== TASK INPUT ==
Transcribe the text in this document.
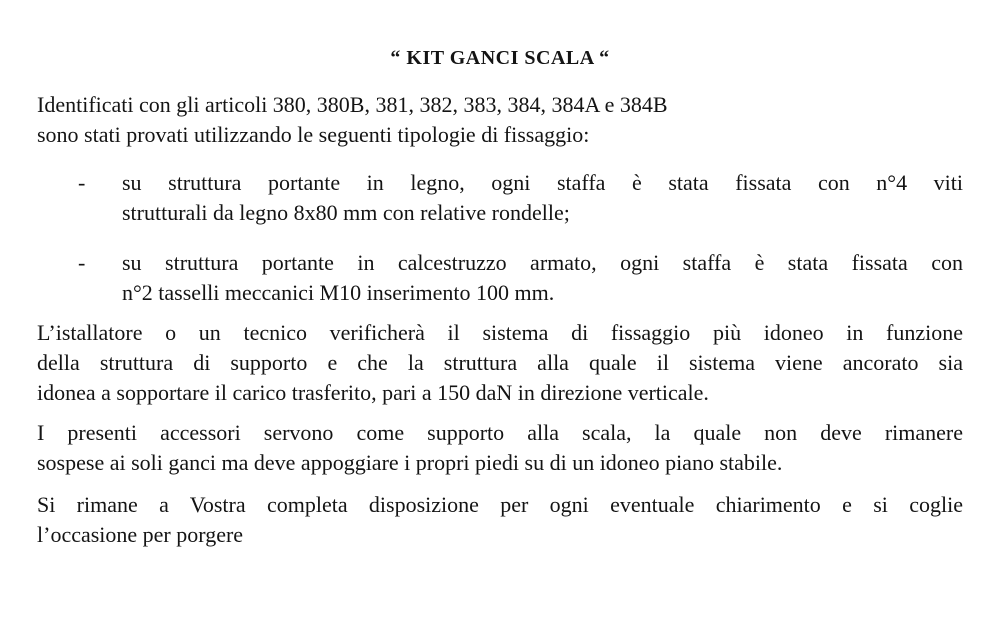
“ KIT GANCI SCALA “
Identificati con gli articoli 380, 380B, 381, 382, 383, 384, 384A e 384B
sono stati provati utilizzando le seguenti tipologie di fissaggio:
-	su struttura portante in legno, ogni staffa è stata fissata con n°4 viti
strutturali da legno 8x80 mm con relative rondelle;
-	su struttura portante in calcestruzzo armato, ogni staffa è stata fissata con
n°2 tasselli meccanici M10 inserimento 100 mm.
L’istallatore o un tecnico verificherà il sistema di fissaggio più idoneo in funzione
della struttura di supporto e che la struttura alla quale il sistema viene ancorato sia
idonea a sopportare il carico trasferito, pari a 150 daN in direzione verticale.
I presenti accessori servono come supporto alla scala, la quale non deve rimanere
sospese ai soli ganci ma deve appoggiare i propri piedi su di un idoneo piano stabile.
Si rimane a Vostra completa disposizione per ogni eventuale chiarimento e si coglie
l’occasione per porgere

== YOUR GOAL ==
Without the pictures, write out the whole listing above exactly as it appears.

== SOLUTION FOR THIS EXERCISE ==
Transcribe the text in this document.
“ KIT GANCI SCALA “
Identificati con gli articoli 380, 380B, 381, 382, 383, 384, 384A e 384B
sono stati provati utilizzando le seguenti tipologie di fissaggio:
-	su struttura portante in legno, ogni staffa è stata fissata con n°4 viti
strutturali da legno 8x80 mm con relative rondelle;
-	su struttura portante in calcestruzzo armato, ogni staffa è stata fissata con
n°2 tasselli meccanici M10 inserimento 100 mm.
L’istallatore o un tecnico verificherà il sistema di fissaggio più idoneo in funzione
della struttura di supporto e che la struttura alla quale il sistema viene ancorato sia
idonea a sopportare il carico trasferito, pari a 150 daN in direzione verticale.
I presenti accessori servono come supporto alla scala, la quale non deve rimanere
sospese ai soli ganci ma deve appoggiare i propri piedi su di un idoneo piano stabile.
Si rimane a Vostra completa disposizione per ogni eventuale chiarimento e si coglie
l’occasione per porgere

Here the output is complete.